• MATERIALS PROVIDED:
>> BEGIN
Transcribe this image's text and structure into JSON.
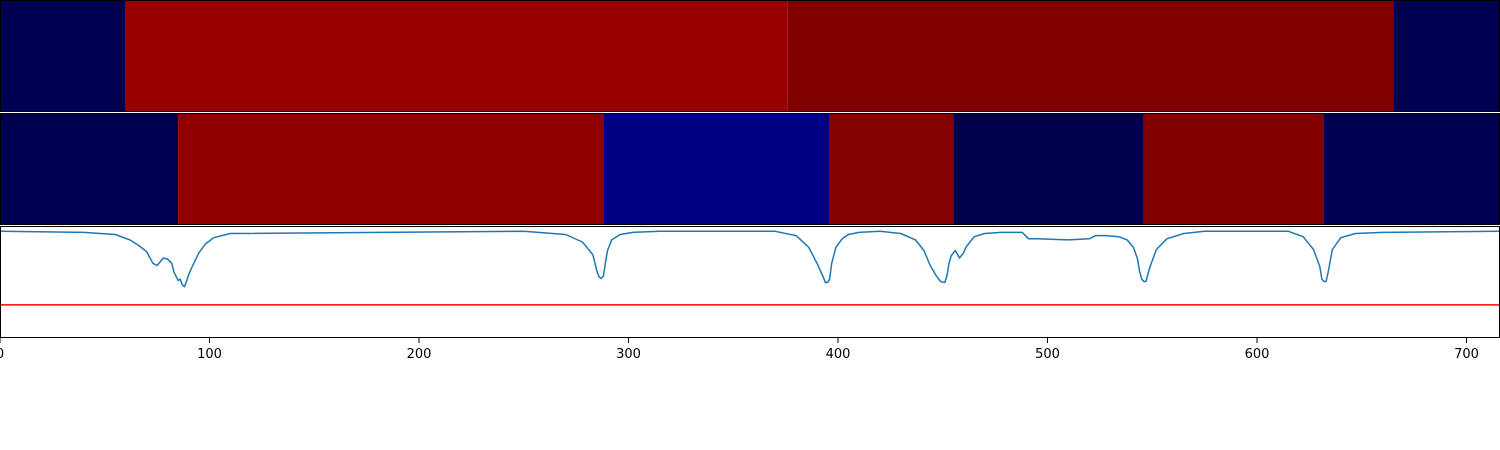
{
  "chart_data": [
    {
      "type": "heatmap",
      "panel": "top-band",
      "xlim": [
        0,
        716
      ],
      "segments": [
        {
          "start": 0,
          "end": 60,
          "color": "#000050"
        },
        {
          "start": 60,
          "end": 376,
          "color": "#990000"
        },
        {
          "start": 376,
          "end": 665,
          "color": "#800000"
        },
        {
          "start": 665,
          "end": 716,
          "color": "#000050"
        }
      ]
    },
    {
      "type": "heatmap",
      "panel": "middle-band",
      "xlim": [
        0,
        716
      ],
      "segments": [
        {
          "start": 0,
          "end": 85,
          "color": "#000050"
        },
        {
          "start": 85,
          "end": 288,
          "color": "#910000"
        },
        {
          "start": 288,
          "end": 396,
          "color": "#000085"
        },
        {
          "start": 396,
          "end": 455,
          "color": "#850000"
        },
        {
          "start": 455,
          "end": 546,
          "color": "#00004f"
        },
        {
          "start": 546,
          "end": 632,
          "color": "#800000"
        },
        {
          "start": 632,
          "end": 716,
          "color": "#000050"
        }
      ]
    },
    {
      "type": "line",
      "panel": "signal",
      "xlim": [
        0,
        716
      ],
      "ylim": [
        -1,
        0.05
      ],
      "xticks": [
        "0",
        "100",
        "200",
        "300",
        "400",
        "500",
        "600",
        "700"
      ],
      "tick_values": [
        0,
        100,
        200,
        300,
        400,
        500,
        600,
        700
      ],
      "grid": false,
      "series": [
        {
          "color": "#1f77b4",
          "x": [
            0,
            40,
            55,
            62,
            66,
            70,
            73,
            75,
            78,
            80,
            82,
            83,
            85,
            86,
            87,
            88,
            89,
            90,
            92,
            95,
            98,
            102,
            110,
            250,
            270,
            278,
            283,
            285,
            286,
            287,
            288,
            289,
            290,
            292,
            296,
            302,
            315,
            370,
            380,
            386,
            390,
            393,
            394,
            395,
            396,
            397,
            399,
            402,
            405,
            410,
            420,
            430,
            437,
            441,
            444,
            447,
            449,
            451,
            452,
            453,
            454,
            456,
            458,
            460,
            461,
            463,
            465,
            470,
            478,
            488,
            490,
            491,
            495,
            510,
            520,
            523,
            524,
            528,
            534,
            538,
            541,
            543,
            544,
            545,
            546,
            547,
            549,
            552,
            557,
            565,
            575,
            615,
            622,
            627,
            630,
            631,
            632,
            633,
            634,
            636,
            640,
            647,
            660,
            716
          ],
          "y": [
            0.0,
            -0.01,
            -0.03,
            -0.08,
            -0.13,
            -0.19,
            -0.3,
            -0.32,
            -0.25,
            -0.26,
            -0.3,
            -0.38,
            -0.46,
            -0.45,
            -0.5,
            -0.52,
            -0.47,
            -0.41,
            -0.32,
            -0.2,
            -0.12,
            -0.06,
            -0.02,
            0.0,
            -0.03,
            -0.1,
            -0.22,
            -0.38,
            -0.43,
            -0.44,
            -0.42,
            -0.3,
            -0.18,
            -0.08,
            -0.03,
            -0.01,
            0.0,
            0.0,
            -0.04,
            -0.15,
            -0.3,
            -0.43,
            -0.48,
            -0.48,
            -0.45,
            -0.3,
            -0.15,
            -0.07,
            -0.03,
            -0.01,
            0.0,
            -0.02,
            -0.08,
            -0.18,
            -0.32,
            -0.42,
            -0.47,
            -0.48,
            -0.42,
            -0.3,
            -0.23,
            -0.18,
            -0.25,
            -0.2,
            -0.15,
            -0.1,
            -0.05,
            -0.02,
            -0.01,
            -0.01,
            -0.05,
            -0.07,
            -0.07,
            -0.08,
            -0.07,
            -0.04,
            -0.04,
            -0.04,
            -0.05,
            -0.08,
            -0.15,
            -0.26,
            -0.38,
            -0.45,
            -0.47,
            -0.47,
            -0.33,
            -0.17,
            -0.07,
            -0.02,
            0.0,
            0.0,
            -0.05,
            -0.17,
            -0.33,
            -0.45,
            -0.47,
            -0.47,
            -0.38,
            -0.17,
            -0.06,
            -0.02,
            -0.01,
            0.0
          ]
        },
        {
          "color": "#ff0000",
          "x": [
            0,
            716
          ],
          "y": [
            -0.69,
            -0.69
          ]
        }
      ]
    }
  ]
}
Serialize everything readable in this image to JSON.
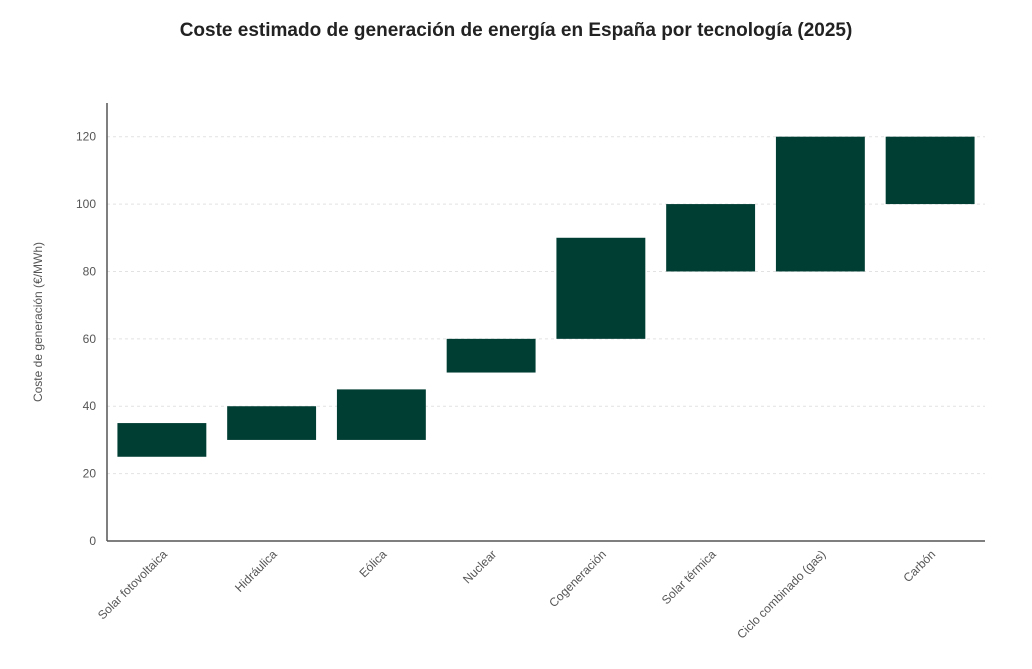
{
  "chart_data": {
    "type": "bar",
    "subtype": "floating-range",
    "title": "Coste estimado de generación de energía en España por tecnología (2025)",
    "xlabel": "",
    "ylabel": "Coste de generación (€/MWh)",
    "ylim": [
      0,
      130
    ],
    "yticks": [
      0,
      20,
      40,
      60,
      80,
      100,
      120
    ],
    "grid": true,
    "legend": "none",
    "categories": [
      "Solar fotovoltaica",
      "Hidráulica",
      "Eólica",
      "Nuclear",
      "Cogeneración",
      "Solar térmica",
      "Ciclo combinado (gas)",
      "Carbón"
    ],
    "ranges": [
      [
        25,
        35
      ],
      [
        30,
        40
      ],
      [
        30,
        45
      ],
      [
        50,
        60
      ],
      [
        60,
        90
      ],
      [
        80,
        100
      ],
      [
        80,
        120
      ],
      [
        100,
        120
      ]
    ],
    "color": "#003D33"
  }
}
>> END
• TASK INSTRUCTIONS:
Every record is to be reproduced exactly, with no pictures included.

• SOLUTION TO THE EXERCISE:
Transcribe this image's text and structure into JSON.
{
  "chart_data": [
    {
      "type": "heatmap",
      "panel": "top-band",
      "xlim": [
        0,
        716
      ],
      "segments": [
        {
          "start": 0,
          "end": 60,
          "color": "#000050"
        },
        {
          "start": 60,
          "end": 376,
          "color": "#990000"
        },
        {
          "start": 376,
          "end": 665,
          "color": "#800000"
        },
        {
          "start": 665,
          "end": 716,
          "color": "#000050"
        }
      ]
    },
    {
      "type": "heatmap",
      "panel": "middle-band",
      "xlim": [
        0,
        716
      ],
      "segments": [
        {
          "start": 0,
          "end": 85,
          "color": "#000050"
        },
        {
          "start": 85,
          "end": 288,
          "color": "#910000"
        },
        {
          "start": 288,
          "end": 396,
          "color": "#000085"
        },
        {
          "start": 396,
          "end": 455,
          "color": "#850000"
        },
        {
          "start": 455,
          "end": 546,
          "color": "#00004f"
        },
        {
          "start": 546,
          "end": 632,
          "color": "#800000"
        },
        {
          "start": 632,
          "end": 716,
          "color": "#000050"
        }
      ]
    },
    {
      "type": "line",
      "panel": "signal",
      "xlim": [
        0,
        716
      ],
      "ylim": [
        -1,
        0.05
      ],
      "xticks": [
        "0",
        "100",
        "200",
        "300",
        "400",
        "500",
        "600",
        "700"
      ],
      "tick_values": [
        0,
        100,
        200,
        300,
        400,
        500,
        600,
        700
      ],
      "grid": false,
      "series": [
        {
          "color": "#1f77b4",
          "x": [
            0,
            40,
            55,
            62,
            66,
            70,
            73,
            75,
            78,
            80,
            82,
            83,
            85,
            86,
            87,
            88,
            89,
            90,
            92,
            95,
            98,
            102,
            110,
            250,
            270,
            278,
            283,
            285,
            286,
            287,
            288,
            289,
            290,
            292,
            296,
            302,
            315,
            370,
            380,
            386,
            390,
            393,
            394,
            395,
            396,
            397,
            399,
            402,
            405,
            410,
            420,
            430,
            437,
            441,
            444,
            447,
            449,
            451,
            452,
            453,
            454,
            456,
            458,
            460,
            461,
            463,
            465,
            470,
            478,
            488,
            490,
            491,
            495,
            510,
            520,
            523,
            524,
            528,
            534,
            538,
            541,
            543,
            544,
            545,
            546,
            547,
            549,
            552,
            557,
            565,
            575,
            615,
            622,
            627,
            630,
            631,
            632,
            633,
            634,
            636,
            640,
            647,
            660,
            716
          ],
          "y": [
            0.0,
            -0.01,
            -0.03,
            -0.08,
            -0.13,
            -0.19,
            -0.3,
            -0.32,
            -0.25,
            -0.26,
            -0.3,
            -0.38,
            -0.46,
            -0.45,
            -0.5,
            -0.52,
            -0.47,
            -0.41,
            -0.32,
            -0.2,
            -0.12,
            -0.06,
            -0.02,
            0.0,
            -0.03,
            -0.1,
            -0.22,
            -0.38,
            -0.43,
            -0.44,
            -0.42,
            -0.3,
            -0.18,
            -0.08,
            -0.03,
            -0.01,
            0.0,
            0.0,
            -0.04,
            -0.15,
            -0.3,
            -0.43,
            -0.48,
            -0.48,
            -0.45,
            -0.3,
            -0.15,
            -0.07,
            -0.03,
            -0.01,
            0.0,
            -0.02,
            -0.08,
            -0.18,
            -0.32,
            -0.42,
            -0.47,
            -0.48,
            -0.42,
            -0.3,
            -0.23,
            -0.18,
            -0.25,
            -0.2,
            -0.15,
            -0.1,
            -0.05,
            -0.02,
            -0.01,
            -0.01,
            -0.05,
            -0.07,
            -0.07,
            -0.08,
            -0.07,
            -0.04,
            -0.04,
            -0.04,
            -0.05,
            -0.08,
            -0.15,
            -0.26,
            -0.38,
            -0.45,
            -0.47,
            -0.47,
            -0.33,
            -0.17,
            -0.07,
            -0.02,
            0.0,
            0.0,
            -0.05,
            -0.17,
            -0.33,
            -0.45,
            -0.47,
            -0.47,
            -0.38,
            -0.17,
            -0.06,
            -0.02,
            -0.01,
            0.0
          ]
        },
        {
          "color": "#ff0000",
          "x": [
            0,
            716
          ],
          "y": [
            -0.69,
            -0.69
          ]
        }
      ]
    }
  ]
}
Serialize everything readable in this image to JSON.
{
  "chart_data": {
    "type": "bar",
    "subtype": "floating-range",
    "title": "Coste estimado de generación de energía en España por tecnología (2025)",
    "xlabel": "",
    "ylabel": "Coste de generación (€/MWh)",
    "ylim": [
      0,
      130
    ],
    "yticks": [
      0,
      20,
      40,
      60,
      80,
      100,
      120
    ],
    "grid": true,
    "legend": "none",
    "categories": [
      "Solar fotovoltaica",
      "Hidráulica",
      "Eólica",
      "Nuclear",
      "Cogeneración",
      "Solar térmica",
      "Ciclo combinado (gas)",
      "Carbón"
    ],
    "ranges": [
      [
        25,
        35
      ],
      [
        30,
        40
      ],
      [
        30,
        45
      ],
      [
        50,
        60
      ],
      [
        60,
        90
      ],
      [
        80,
        100
      ],
      [
        80,
        120
      ],
      [
        100,
        120
      ]
    ],
    "color": "#003D33"
  }
}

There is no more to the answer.